| Supplied data |
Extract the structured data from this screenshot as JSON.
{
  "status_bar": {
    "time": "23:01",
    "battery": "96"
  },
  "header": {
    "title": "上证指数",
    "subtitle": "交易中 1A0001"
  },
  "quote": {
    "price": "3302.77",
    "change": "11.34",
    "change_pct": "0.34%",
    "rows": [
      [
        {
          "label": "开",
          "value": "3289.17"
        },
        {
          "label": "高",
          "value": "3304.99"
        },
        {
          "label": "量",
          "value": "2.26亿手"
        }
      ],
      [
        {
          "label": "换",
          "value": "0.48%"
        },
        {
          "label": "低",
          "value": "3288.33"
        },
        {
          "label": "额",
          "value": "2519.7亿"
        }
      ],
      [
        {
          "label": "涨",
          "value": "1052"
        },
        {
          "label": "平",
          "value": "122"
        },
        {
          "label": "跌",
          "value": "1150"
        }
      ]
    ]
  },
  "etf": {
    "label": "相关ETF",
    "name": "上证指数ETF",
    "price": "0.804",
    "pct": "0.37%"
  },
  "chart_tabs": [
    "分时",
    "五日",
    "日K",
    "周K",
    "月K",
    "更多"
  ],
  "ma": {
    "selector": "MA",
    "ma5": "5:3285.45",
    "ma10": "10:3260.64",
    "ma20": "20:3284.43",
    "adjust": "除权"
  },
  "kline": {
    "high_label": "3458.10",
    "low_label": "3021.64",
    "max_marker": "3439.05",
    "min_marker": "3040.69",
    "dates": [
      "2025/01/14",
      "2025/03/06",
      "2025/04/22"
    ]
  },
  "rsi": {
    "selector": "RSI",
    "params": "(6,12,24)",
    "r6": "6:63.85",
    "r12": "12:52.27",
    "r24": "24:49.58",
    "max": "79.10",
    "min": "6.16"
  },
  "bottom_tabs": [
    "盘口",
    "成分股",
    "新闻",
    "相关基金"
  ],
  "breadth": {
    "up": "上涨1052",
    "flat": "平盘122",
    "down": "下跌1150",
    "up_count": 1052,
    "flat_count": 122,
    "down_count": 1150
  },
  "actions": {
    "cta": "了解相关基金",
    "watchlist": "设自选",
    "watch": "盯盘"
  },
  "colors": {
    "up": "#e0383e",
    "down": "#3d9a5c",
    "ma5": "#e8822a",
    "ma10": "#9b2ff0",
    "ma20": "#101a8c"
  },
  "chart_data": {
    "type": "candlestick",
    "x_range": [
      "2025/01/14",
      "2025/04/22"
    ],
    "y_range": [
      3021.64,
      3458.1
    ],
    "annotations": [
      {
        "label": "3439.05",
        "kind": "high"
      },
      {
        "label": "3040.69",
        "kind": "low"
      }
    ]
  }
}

| Aim of the task |
Take the listing above and set it down exactly.

| Finished task |
Extract the structured data from this screenshot as JSON.
{
  "status_bar": {
    "time": "23:01",
    "battery": "96"
  },
  "header": {
    "title": "上证指数",
    "subtitle": "交易中 1A0001"
  },
  "quote": {
    "price": "3302.77",
    "change": "11.34",
    "change_pct": "0.34%",
    "rows": [
      [
        {
          "label": "开",
          "value": "3289.17"
        },
        {
          "label": "高",
          "value": "3304.99"
        },
        {
          "label": "量",
          "value": "2.26亿手"
        }
      ],
      [
        {
          "label": "换",
          "value": "0.48%"
        },
        {
          "label": "低",
          "value": "3288.33"
        },
        {
          "label": "额",
          "value": "2519.7亿"
        }
      ],
      [
        {
          "label": "涨",
          "value": "1052"
        },
        {
          "label": "平",
          "value": "122"
        },
        {
          "label": "跌",
          "value": "1150"
        }
      ]
    ]
  },
  "etf": {
    "label": "相关ETF",
    "name": "上证指数ETF",
    "price": "0.804",
    "pct": "0.37%"
  },
  "chart_tabs": [
    "分时",
    "五日",
    "日K",
    "周K",
    "月K",
    "更多"
  ],
  "ma": {
    "selector": "MA",
    "ma5": "5:3285.45",
    "ma10": "10:3260.64",
    "ma20": "20:3284.43",
    "adjust": "除权"
  },
  "kline": {
    "high_label": "3458.10",
    "low_label": "3021.64",
    "max_marker": "3439.05",
    "min_marker": "3040.69",
    "dates": [
      "2025/01/14",
      "2025/03/06",
      "2025/04/22"
    ]
  },
  "rsi": {
    "selector": "RSI",
    "params": "(6,12,24)",
    "r6": "6:63.85",
    "r12": "12:52.27",
    "r24": "24:49.58",
    "max": "79.10",
    "min": "6.16"
  },
  "bottom_tabs": [
    "盘口",
    "成分股",
    "新闻",
    "相关基金"
  ],
  "breadth": {
    "up": "上涨1052",
    "flat": "平盘122",
    "down": "下跌1150",
    "up_count": 1052,
    "flat_count": 122,
    "down_count": 1150
  },
  "actions": {
    "cta": "了解相关基金",
    "watchlist": "设自选",
    "watch": "盯盘"
  },
  "colors": {
    "up": "#e0383e",
    "down": "#3d9a5c",
    "ma5": "#e8822a",
    "ma10": "#9b2ff0",
    "ma20": "#101a8c"
  },
  "chart_data": {
    "type": "candlestick",
    "x_range": [
      "2025/01/14",
      "2025/04/22"
    ],
    "y_range": [
      3021.64,
      3458.1
    ],
    "annotations": [
      {
        "label": "3439.05",
        "kind": "high"
      },
      {
        "label": "3040.69",
        "kind": "low"
      }
    ]
  }
}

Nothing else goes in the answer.